[Figure record listings]
** Begin **
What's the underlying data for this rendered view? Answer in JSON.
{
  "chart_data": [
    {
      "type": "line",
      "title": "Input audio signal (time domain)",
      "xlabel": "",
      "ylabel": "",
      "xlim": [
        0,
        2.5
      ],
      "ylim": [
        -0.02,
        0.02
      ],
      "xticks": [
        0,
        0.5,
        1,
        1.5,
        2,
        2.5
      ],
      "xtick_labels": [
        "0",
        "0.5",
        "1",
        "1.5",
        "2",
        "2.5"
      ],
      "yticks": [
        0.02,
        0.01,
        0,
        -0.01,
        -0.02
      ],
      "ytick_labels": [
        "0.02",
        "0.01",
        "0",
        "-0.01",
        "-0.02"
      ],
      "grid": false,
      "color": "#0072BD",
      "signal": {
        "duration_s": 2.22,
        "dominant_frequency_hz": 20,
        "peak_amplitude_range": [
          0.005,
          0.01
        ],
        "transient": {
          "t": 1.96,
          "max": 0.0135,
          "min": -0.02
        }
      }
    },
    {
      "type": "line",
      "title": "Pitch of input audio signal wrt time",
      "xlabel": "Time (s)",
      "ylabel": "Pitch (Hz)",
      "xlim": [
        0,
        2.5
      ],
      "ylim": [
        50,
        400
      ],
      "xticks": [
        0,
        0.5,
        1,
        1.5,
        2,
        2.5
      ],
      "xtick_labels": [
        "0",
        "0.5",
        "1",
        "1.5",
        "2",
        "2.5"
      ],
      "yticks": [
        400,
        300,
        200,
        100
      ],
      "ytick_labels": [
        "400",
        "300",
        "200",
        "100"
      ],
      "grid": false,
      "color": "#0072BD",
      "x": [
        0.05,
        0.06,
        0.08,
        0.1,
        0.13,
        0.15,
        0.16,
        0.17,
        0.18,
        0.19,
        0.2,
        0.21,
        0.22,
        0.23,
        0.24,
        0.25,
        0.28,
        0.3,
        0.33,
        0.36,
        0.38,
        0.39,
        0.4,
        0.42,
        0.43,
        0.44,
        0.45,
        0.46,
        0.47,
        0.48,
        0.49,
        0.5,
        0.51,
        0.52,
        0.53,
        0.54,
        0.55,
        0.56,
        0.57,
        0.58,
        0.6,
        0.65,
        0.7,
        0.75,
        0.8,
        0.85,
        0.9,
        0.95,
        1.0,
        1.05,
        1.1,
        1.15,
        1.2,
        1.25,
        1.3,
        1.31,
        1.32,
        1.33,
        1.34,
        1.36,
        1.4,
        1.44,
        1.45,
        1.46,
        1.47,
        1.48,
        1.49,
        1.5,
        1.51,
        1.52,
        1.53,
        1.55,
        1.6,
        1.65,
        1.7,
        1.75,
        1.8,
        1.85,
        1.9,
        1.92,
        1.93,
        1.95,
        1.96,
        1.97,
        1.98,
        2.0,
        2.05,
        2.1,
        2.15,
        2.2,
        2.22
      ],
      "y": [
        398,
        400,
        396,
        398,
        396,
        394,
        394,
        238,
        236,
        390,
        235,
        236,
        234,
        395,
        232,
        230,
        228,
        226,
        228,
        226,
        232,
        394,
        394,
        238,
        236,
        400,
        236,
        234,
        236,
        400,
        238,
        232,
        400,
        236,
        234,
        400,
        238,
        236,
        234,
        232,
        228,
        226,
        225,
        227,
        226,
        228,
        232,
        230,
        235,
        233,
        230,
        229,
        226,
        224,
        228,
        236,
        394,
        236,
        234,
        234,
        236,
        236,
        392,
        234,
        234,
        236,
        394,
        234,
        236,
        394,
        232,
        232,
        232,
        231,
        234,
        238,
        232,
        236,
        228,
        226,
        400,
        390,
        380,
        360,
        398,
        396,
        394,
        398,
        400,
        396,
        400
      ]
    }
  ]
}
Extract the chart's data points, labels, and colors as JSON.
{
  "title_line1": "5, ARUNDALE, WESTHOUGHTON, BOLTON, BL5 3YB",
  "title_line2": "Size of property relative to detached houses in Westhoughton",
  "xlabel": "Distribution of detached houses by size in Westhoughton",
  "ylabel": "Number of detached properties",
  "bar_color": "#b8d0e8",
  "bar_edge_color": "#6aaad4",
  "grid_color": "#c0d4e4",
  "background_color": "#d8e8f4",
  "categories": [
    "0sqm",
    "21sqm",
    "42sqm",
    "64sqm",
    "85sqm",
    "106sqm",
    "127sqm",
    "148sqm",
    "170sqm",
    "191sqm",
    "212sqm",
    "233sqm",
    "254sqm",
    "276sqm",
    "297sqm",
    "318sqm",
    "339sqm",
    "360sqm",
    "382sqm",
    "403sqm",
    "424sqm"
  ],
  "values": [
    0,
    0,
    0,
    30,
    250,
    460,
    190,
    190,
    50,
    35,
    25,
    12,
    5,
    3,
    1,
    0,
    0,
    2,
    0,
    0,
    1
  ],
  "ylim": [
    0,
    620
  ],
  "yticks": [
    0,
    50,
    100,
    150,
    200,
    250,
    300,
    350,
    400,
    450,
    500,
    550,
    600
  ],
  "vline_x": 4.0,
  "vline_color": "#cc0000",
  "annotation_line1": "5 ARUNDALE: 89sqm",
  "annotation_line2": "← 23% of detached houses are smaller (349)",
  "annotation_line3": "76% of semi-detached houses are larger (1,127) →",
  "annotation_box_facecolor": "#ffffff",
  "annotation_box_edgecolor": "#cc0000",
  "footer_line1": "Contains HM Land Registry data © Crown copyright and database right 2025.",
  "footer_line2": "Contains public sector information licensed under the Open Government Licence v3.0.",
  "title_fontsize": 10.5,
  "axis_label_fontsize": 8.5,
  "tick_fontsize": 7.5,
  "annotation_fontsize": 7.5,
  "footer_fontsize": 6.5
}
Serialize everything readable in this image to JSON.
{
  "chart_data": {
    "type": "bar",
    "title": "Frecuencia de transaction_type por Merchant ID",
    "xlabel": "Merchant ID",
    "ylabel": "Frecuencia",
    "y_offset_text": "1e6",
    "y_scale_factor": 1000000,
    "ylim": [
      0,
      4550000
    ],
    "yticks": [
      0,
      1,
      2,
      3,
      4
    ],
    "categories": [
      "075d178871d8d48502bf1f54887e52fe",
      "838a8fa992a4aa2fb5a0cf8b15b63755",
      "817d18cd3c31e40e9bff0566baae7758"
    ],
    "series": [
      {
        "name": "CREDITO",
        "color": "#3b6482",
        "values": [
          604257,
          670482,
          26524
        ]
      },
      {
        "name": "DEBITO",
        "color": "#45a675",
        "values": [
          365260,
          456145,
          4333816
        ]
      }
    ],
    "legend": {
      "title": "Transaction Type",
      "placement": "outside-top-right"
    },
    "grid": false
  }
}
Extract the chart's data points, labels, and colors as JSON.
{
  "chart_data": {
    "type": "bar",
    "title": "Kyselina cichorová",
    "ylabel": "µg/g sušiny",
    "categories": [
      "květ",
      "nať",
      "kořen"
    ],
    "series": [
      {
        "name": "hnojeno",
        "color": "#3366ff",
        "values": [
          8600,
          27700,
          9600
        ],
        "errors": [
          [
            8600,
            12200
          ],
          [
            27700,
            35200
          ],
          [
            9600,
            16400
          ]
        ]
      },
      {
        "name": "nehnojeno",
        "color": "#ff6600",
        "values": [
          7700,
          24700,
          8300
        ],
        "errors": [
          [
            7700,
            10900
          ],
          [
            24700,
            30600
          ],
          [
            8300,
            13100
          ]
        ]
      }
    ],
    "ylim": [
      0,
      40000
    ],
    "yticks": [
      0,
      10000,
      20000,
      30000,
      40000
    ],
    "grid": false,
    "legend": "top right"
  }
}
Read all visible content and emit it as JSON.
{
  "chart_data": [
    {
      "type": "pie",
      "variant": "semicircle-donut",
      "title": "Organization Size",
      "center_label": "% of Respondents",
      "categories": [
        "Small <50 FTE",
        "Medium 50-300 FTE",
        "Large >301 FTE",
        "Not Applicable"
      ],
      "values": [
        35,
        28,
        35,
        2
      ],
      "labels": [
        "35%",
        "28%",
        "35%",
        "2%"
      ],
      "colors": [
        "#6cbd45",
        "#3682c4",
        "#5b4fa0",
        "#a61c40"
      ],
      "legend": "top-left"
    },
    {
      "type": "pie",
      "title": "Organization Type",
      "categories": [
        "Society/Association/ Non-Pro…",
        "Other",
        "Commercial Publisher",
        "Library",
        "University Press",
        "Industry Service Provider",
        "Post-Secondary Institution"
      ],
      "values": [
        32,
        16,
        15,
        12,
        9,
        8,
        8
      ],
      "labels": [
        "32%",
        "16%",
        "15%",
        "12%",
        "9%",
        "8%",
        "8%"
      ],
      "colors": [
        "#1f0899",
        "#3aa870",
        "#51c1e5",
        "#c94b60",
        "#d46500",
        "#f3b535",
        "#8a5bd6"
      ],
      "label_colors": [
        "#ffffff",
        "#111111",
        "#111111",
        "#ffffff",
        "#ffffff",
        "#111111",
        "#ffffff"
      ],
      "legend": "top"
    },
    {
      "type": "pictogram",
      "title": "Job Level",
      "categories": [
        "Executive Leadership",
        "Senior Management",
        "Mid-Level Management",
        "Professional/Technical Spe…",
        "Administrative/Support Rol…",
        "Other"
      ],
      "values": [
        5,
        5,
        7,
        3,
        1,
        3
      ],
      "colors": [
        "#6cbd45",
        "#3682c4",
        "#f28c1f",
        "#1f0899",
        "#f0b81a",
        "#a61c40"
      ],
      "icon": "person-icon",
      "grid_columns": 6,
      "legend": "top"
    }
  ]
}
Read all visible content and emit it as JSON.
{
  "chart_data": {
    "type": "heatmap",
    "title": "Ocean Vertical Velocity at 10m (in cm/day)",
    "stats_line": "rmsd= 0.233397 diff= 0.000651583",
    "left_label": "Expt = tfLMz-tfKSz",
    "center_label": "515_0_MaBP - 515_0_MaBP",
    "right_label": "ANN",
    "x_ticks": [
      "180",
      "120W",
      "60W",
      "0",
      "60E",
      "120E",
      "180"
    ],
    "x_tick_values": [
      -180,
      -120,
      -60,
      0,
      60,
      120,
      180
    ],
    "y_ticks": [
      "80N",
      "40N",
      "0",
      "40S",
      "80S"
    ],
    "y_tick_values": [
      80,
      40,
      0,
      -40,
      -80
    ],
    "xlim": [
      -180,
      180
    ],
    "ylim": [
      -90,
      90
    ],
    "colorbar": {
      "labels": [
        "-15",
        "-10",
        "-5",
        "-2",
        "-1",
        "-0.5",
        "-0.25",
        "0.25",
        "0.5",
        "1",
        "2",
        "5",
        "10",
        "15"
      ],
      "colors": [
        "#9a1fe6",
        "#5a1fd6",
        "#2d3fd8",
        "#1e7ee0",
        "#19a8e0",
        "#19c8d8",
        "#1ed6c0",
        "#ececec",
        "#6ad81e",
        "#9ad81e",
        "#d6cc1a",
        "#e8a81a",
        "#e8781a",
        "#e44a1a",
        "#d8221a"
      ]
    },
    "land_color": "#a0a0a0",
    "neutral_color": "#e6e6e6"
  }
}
** End **
Above are some records. Count the lines among them with the word "Level", and answer with the number only.

2